WORK REQUIRED: All the data below goes into the copy word for word, but the pictures don't.

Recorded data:
------------------------------------

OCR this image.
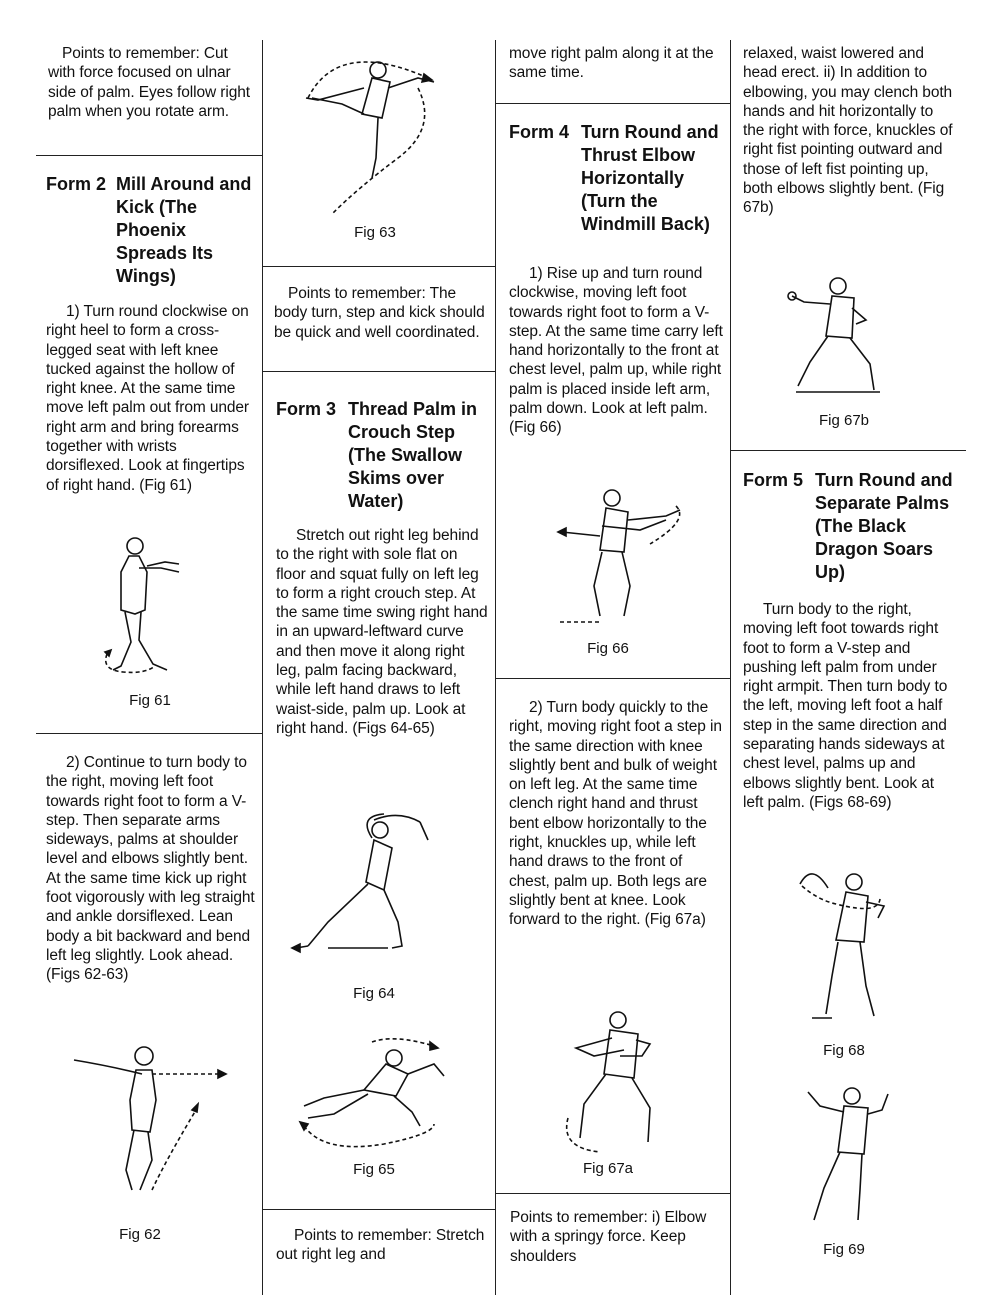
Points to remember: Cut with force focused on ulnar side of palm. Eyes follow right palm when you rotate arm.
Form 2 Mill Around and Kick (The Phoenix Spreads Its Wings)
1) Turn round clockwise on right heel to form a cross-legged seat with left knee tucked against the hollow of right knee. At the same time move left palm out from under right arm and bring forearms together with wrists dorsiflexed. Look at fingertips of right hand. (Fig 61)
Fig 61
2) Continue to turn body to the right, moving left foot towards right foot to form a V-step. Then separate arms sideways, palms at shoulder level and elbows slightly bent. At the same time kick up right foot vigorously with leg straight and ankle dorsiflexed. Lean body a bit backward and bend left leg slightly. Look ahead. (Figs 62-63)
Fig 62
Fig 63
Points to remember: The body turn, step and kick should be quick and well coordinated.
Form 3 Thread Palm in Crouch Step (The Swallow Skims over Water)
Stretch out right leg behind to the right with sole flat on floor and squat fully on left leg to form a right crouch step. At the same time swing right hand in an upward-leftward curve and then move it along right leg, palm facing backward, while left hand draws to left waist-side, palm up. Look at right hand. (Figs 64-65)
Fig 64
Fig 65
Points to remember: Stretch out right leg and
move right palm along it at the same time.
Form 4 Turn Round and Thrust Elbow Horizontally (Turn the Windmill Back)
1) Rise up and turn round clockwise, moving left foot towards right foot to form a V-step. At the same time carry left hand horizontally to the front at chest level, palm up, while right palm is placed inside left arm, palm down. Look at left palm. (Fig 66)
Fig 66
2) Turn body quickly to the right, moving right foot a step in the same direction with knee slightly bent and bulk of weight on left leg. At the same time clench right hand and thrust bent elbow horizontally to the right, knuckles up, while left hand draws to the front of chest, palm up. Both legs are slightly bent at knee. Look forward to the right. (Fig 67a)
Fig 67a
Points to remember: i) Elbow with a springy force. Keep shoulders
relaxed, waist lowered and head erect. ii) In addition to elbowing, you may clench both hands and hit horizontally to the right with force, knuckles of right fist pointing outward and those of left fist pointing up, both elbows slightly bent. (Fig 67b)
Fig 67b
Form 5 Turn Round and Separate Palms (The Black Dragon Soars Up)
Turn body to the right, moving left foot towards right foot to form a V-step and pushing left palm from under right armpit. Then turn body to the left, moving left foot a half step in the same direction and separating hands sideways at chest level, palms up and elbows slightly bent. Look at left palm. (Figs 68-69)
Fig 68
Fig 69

------------------------------------

WRITTEN SOLUTION:
OCR this image.
Points to remember: Cut with force focused on ulnar side of palm. Eyes follow right palm when you rotate arm.
Form 2 Mill Around and Kick (The Phoenix Spreads Its Wings)
1) Turn round clockwise on right heel to form a cross-legged seat with left knee tucked against the hollow of right knee. At the same time move left palm out from under right arm and bring forearms together with wrists dorsiflexed. Look at fingertips of right hand. (Fig 61)
Fig 61
2) Continue to turn body to the right, moving left foot towards right foot to form a V-step. Then separate arms sideways, palms at shoulder level and elbows slightly bent. At the same time kick up right foot vigorously with leg straight and ankle dorsiflexed. Lean body a bit backward and bend left leg slightly. Look ahead. (Figs 62-63)
Fig 62
Fig 63
Points to remember: The body turn, step and kick should be quick and well coordinated.
Form 3 Thread Palm in Crouch Step (The Swallow Skims over Water)
Stretch out right leg behind to the right with sole flat on floor and squat fully on left leg to form a right crouch step. At the same time swing right hand in an upward-leftward curve and then move it along right leg, palm facing backward, while left hand draws to left waist-side, palm up. Look at right hand. (Figs 64-65)
Fig 64
Fig 65
Points to remember: Stretch out right leg and
move right palm along it at the same time.
Form 4 Turn Round and Thrust Elbow Horizontally (Turn the Windmill Back)
1) Rise up and turn round clockwise, moving left foot towards right foot to form a V-step. At the same time carry left hand horizontally to the front at chest level, palm up, while right palm is placed inside left arm, palm down. Look at left palm. (Fig 66)
Fig 66
2) Turn body quickly to the right, moving right foot a step in the same direction with knee slightly bent and bulk of weight on left leg. At the same time clench right hand and thrust bent elbow horizontally to the right, knuckles up, while left hand draws to the front of chest, palm up. Both legs are slightly bent at knee. Look forward to the right. (Fig 67a)
Fig 67a
Points to remember: i) Elbow with a springy force. Keep shoulders
relaxed, waist lowered and head erect. ii) In addition to elbowing, you may clench both hands and hit horizontally to the right with force, knuckles of right fist pointing outward and those of left fist pointing up, both elbows slightly bent. (Fig 67b)
Fig 67b
Form 5 Turn Round and Separate Palms (The Black Dragon Soars Up)
Turn body to the right, moving left foot towards right foot to form a V-step and pushing left palm from under right armpit. Then turn body to the left, moving left foot a half step in the same direction and separating hands sideways at chest level, palms up and elbows slightly bent. Look at left palm. (Figs 68-69)
Fig 68
Fig 69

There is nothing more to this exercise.